▶ TASK DIRECTIONS
Below are the records; pull every line that includes "this".

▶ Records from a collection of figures

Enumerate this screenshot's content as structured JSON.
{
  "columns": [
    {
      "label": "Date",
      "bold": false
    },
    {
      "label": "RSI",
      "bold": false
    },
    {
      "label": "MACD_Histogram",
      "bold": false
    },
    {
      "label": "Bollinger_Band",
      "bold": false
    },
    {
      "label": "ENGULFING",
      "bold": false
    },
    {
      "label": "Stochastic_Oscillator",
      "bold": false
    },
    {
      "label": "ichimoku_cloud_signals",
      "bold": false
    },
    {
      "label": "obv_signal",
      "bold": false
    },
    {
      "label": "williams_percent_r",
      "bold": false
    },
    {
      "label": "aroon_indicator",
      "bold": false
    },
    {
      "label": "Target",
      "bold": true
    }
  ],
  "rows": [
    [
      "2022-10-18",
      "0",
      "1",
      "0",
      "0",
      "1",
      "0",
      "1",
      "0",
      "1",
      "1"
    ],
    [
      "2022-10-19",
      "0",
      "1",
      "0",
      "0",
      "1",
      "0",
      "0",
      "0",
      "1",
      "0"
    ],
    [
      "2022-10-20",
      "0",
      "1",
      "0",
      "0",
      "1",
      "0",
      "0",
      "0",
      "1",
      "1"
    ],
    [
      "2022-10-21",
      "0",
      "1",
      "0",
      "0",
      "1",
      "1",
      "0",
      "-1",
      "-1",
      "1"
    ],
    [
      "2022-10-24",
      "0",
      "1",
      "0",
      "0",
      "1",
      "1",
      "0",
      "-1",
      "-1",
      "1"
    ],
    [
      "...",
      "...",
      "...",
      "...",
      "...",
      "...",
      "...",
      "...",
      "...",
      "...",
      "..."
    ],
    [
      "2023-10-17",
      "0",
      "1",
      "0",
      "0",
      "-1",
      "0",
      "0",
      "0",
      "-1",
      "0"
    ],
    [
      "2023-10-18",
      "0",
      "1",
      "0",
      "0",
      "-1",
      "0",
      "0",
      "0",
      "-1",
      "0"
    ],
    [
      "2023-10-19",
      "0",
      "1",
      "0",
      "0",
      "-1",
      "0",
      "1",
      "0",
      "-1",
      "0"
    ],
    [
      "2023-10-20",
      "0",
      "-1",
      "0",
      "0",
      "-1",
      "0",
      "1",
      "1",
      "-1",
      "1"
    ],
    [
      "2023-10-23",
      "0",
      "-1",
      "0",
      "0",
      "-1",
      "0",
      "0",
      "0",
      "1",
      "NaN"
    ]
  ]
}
...
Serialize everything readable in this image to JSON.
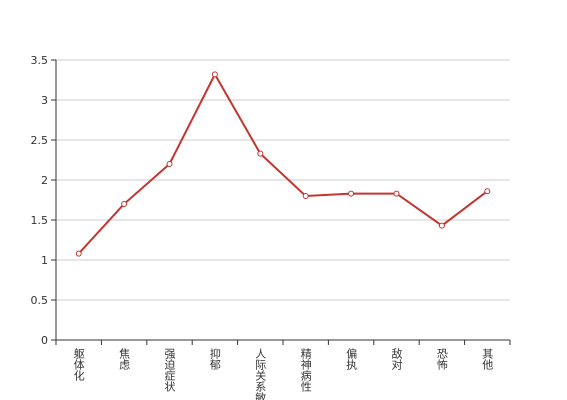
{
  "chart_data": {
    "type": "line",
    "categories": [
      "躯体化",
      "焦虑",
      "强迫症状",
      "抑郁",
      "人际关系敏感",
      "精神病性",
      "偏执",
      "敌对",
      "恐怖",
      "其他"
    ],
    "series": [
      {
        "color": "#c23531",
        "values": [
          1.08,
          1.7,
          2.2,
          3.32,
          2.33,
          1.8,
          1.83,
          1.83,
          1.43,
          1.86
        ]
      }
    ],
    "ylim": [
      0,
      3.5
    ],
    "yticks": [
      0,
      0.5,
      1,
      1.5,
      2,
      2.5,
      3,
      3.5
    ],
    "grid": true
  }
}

▶ TASK ANSWER
Enumerate this screenshot's content as structured JSON.
Serialize everything readable in this image to JSON.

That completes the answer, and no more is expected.